* _The task_
Extract each line from the entries below that has the string "xlabel" in it.

* _Rows from a figure dataset_
^^^^

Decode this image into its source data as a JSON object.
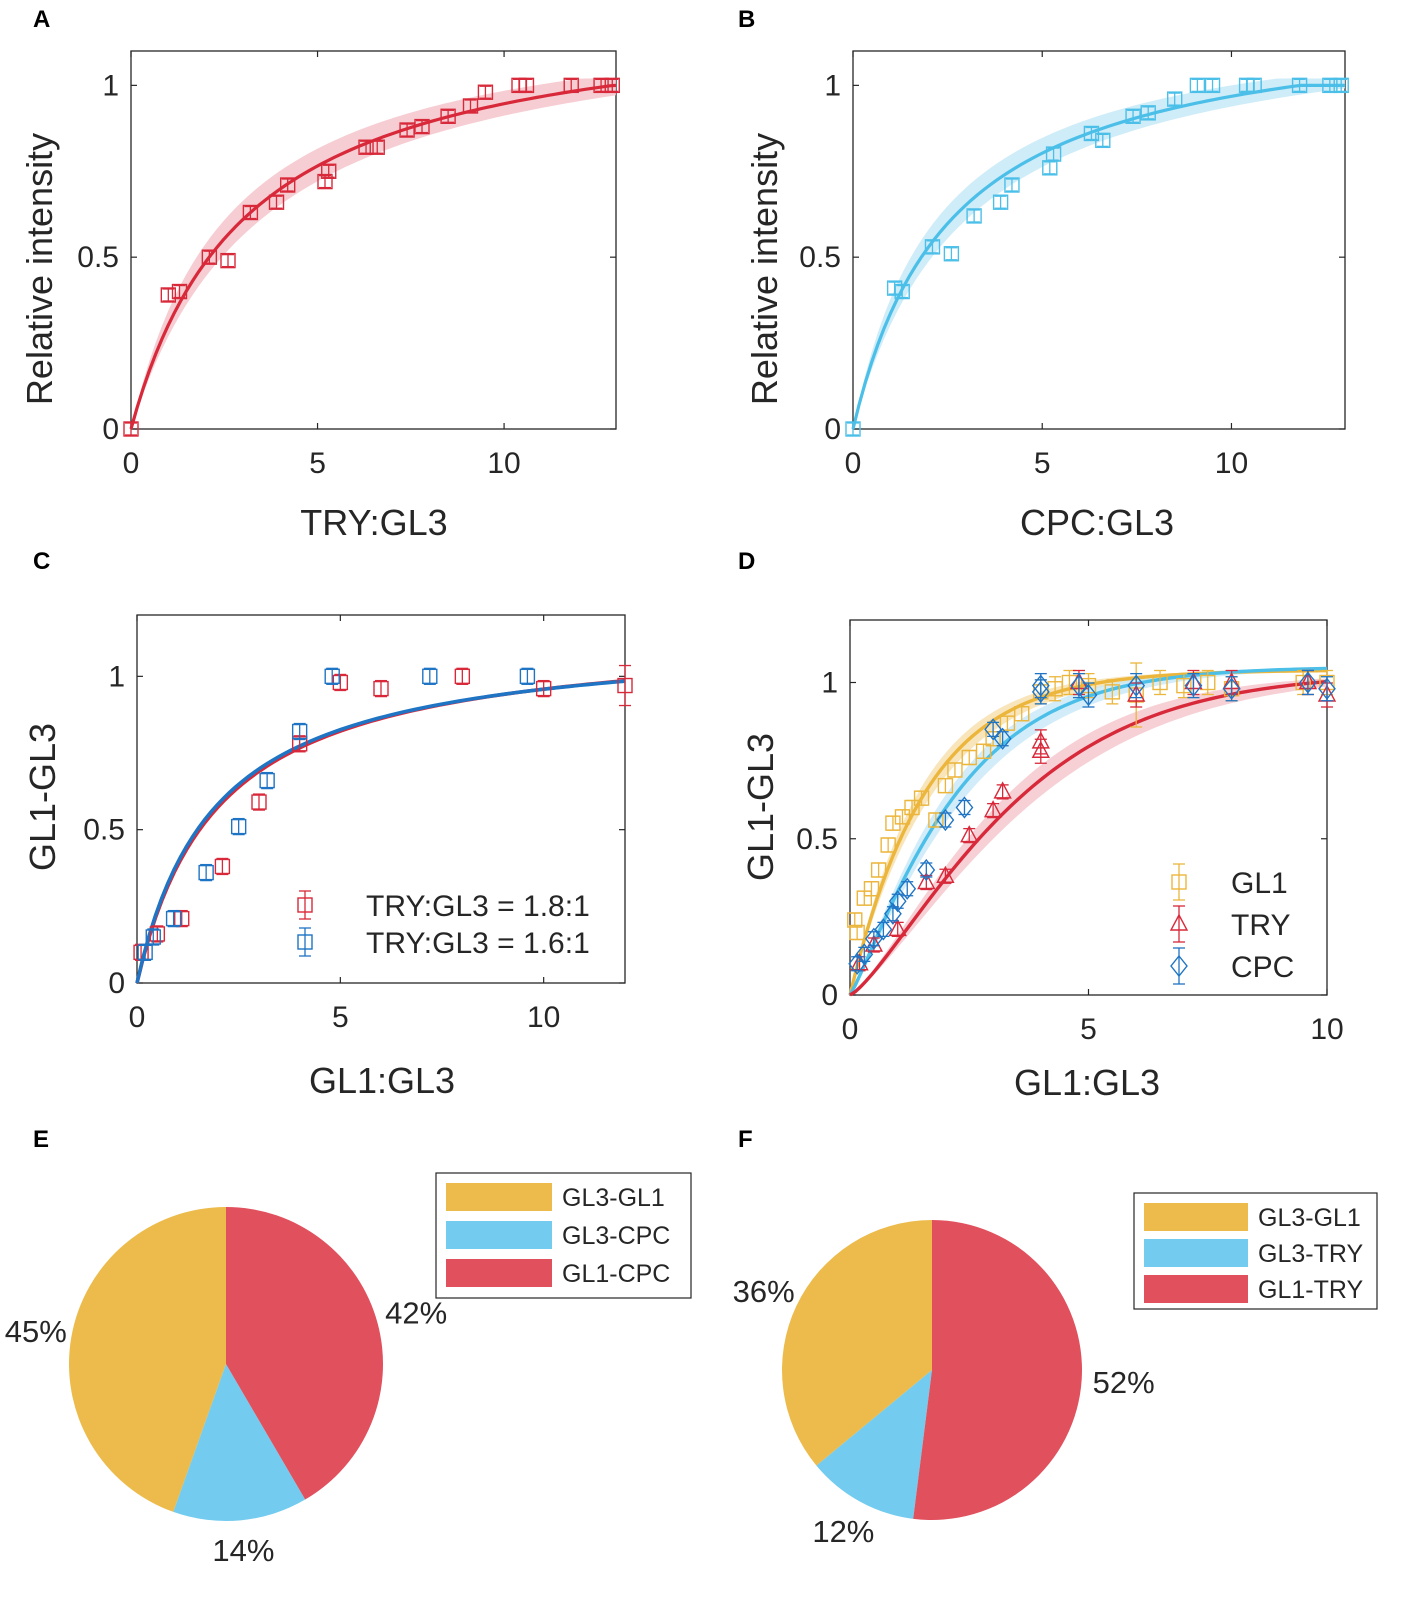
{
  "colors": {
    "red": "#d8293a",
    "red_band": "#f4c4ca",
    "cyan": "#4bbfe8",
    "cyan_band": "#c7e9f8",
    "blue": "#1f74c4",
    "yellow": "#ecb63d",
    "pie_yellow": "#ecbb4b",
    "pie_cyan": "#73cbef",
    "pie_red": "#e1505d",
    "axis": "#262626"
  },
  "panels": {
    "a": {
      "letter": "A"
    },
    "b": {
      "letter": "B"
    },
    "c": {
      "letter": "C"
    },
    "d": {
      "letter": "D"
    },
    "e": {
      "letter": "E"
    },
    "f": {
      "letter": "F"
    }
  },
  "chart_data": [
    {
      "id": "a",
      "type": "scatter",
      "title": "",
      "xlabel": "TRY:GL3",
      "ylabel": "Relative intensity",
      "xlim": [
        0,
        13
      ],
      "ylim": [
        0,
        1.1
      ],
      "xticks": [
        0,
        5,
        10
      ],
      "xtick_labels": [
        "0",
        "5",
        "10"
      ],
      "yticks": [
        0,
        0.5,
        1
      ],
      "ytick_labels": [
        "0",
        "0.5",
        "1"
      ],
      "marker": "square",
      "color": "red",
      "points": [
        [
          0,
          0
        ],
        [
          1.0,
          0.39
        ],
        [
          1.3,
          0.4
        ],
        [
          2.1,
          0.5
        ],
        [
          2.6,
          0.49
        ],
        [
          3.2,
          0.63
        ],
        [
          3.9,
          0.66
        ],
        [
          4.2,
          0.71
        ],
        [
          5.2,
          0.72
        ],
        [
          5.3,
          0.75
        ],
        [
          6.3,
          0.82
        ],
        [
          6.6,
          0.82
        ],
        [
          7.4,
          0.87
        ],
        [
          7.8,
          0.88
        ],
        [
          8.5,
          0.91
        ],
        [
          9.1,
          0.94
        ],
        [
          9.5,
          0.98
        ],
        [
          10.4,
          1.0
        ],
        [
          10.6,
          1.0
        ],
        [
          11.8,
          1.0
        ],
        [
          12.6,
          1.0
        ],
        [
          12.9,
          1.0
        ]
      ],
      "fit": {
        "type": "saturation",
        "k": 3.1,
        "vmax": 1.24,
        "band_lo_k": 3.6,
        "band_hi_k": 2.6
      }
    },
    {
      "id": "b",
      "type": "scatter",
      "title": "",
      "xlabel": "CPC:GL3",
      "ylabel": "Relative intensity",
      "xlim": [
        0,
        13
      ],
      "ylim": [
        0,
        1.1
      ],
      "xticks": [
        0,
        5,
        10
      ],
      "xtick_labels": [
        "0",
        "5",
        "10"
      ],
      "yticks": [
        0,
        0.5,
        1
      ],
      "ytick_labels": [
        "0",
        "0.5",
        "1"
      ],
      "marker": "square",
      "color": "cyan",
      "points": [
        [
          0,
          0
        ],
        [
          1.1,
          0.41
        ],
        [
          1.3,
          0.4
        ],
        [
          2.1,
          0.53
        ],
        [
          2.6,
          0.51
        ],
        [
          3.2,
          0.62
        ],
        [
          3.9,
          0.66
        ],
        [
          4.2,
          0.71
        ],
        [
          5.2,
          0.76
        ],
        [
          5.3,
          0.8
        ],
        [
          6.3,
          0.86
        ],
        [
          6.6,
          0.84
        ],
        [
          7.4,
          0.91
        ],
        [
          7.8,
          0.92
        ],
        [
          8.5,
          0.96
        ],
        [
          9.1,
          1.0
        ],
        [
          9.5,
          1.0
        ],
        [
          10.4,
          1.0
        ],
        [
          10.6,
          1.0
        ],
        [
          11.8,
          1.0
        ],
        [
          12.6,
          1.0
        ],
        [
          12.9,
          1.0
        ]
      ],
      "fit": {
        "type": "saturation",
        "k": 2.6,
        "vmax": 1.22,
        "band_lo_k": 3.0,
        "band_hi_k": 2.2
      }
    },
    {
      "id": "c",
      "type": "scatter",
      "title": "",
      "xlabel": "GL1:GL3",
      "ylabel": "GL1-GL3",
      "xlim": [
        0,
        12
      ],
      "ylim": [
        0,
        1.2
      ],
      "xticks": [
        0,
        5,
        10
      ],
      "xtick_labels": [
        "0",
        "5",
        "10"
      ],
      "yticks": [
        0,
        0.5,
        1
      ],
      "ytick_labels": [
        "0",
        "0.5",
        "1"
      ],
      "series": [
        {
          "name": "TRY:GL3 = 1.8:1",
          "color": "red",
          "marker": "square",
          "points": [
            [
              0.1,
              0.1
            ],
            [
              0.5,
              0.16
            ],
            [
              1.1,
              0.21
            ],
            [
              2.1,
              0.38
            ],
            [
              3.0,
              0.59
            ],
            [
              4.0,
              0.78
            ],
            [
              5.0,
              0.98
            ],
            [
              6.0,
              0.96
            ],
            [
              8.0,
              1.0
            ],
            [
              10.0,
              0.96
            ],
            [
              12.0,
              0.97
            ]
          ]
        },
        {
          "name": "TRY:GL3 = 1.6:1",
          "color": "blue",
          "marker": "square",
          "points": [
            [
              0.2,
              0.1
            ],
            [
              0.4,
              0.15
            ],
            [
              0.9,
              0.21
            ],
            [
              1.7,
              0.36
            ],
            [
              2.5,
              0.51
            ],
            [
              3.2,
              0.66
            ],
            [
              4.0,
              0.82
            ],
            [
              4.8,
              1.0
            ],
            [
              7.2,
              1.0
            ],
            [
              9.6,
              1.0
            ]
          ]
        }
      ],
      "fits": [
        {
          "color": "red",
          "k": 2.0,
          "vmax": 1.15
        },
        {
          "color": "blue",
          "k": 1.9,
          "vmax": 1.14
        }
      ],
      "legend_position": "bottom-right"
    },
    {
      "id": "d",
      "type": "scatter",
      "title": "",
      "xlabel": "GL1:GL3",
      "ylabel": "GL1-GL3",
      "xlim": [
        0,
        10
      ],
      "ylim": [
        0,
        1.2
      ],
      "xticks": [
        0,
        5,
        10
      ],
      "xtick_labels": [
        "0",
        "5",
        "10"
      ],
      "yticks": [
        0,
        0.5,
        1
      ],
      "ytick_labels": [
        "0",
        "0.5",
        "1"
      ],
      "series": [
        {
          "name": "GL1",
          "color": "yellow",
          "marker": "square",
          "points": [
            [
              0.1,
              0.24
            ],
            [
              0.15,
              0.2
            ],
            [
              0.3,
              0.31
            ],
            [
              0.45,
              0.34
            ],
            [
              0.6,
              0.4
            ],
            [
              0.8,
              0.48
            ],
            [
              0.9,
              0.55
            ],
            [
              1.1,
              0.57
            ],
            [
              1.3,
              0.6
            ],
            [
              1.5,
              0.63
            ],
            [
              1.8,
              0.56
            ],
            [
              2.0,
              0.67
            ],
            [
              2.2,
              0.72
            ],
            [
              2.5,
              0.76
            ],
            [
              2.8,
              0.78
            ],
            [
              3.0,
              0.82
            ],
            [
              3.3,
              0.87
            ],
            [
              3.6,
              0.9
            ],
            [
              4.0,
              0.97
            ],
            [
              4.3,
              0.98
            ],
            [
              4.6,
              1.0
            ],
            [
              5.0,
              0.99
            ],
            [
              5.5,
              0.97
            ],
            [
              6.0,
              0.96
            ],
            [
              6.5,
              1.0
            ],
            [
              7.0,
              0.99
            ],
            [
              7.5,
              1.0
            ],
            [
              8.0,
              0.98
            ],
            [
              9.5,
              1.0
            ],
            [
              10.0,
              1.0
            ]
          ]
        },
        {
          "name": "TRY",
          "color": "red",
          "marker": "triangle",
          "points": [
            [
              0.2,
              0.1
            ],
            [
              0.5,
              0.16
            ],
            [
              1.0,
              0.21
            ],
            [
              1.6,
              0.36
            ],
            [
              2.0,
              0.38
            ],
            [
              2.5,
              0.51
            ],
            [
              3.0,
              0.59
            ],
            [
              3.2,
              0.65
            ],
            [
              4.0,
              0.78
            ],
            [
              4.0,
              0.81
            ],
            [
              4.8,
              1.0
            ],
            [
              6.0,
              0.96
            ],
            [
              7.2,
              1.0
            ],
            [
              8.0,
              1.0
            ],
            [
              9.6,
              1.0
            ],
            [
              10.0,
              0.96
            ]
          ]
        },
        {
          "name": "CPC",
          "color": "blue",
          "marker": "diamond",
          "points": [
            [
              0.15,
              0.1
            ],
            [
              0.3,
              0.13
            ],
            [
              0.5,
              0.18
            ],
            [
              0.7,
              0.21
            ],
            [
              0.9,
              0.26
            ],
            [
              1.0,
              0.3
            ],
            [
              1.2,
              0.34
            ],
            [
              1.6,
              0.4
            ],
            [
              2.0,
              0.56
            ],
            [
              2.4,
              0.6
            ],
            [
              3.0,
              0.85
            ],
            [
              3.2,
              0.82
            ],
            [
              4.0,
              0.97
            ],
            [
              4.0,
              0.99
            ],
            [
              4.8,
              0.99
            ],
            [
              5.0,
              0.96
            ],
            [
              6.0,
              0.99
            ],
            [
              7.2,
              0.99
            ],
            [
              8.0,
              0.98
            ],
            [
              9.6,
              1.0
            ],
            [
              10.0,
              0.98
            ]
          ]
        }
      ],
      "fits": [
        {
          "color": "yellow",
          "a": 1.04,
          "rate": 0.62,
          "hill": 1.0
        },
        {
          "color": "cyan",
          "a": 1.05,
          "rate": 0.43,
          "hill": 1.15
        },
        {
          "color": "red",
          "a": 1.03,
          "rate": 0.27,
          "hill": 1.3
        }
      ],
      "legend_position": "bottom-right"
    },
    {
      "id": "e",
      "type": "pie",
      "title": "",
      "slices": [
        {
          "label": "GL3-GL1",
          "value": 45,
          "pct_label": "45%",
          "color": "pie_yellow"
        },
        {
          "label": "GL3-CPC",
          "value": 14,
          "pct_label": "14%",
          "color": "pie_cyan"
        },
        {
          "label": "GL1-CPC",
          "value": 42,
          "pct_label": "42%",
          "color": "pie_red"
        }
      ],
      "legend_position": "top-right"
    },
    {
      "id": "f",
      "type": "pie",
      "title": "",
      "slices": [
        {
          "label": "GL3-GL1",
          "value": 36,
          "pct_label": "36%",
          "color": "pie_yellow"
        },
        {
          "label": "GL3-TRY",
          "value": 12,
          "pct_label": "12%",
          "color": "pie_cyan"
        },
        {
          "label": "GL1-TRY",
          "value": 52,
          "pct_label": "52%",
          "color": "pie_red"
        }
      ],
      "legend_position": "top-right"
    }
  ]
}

^^^^

* _Exercise response_
      "xlabel": "TRY:GL3",
      "xlabel": "CPC:GL3",
      "xlabel": "GL1:GL3",
      "xlabel": "GL1:GL3",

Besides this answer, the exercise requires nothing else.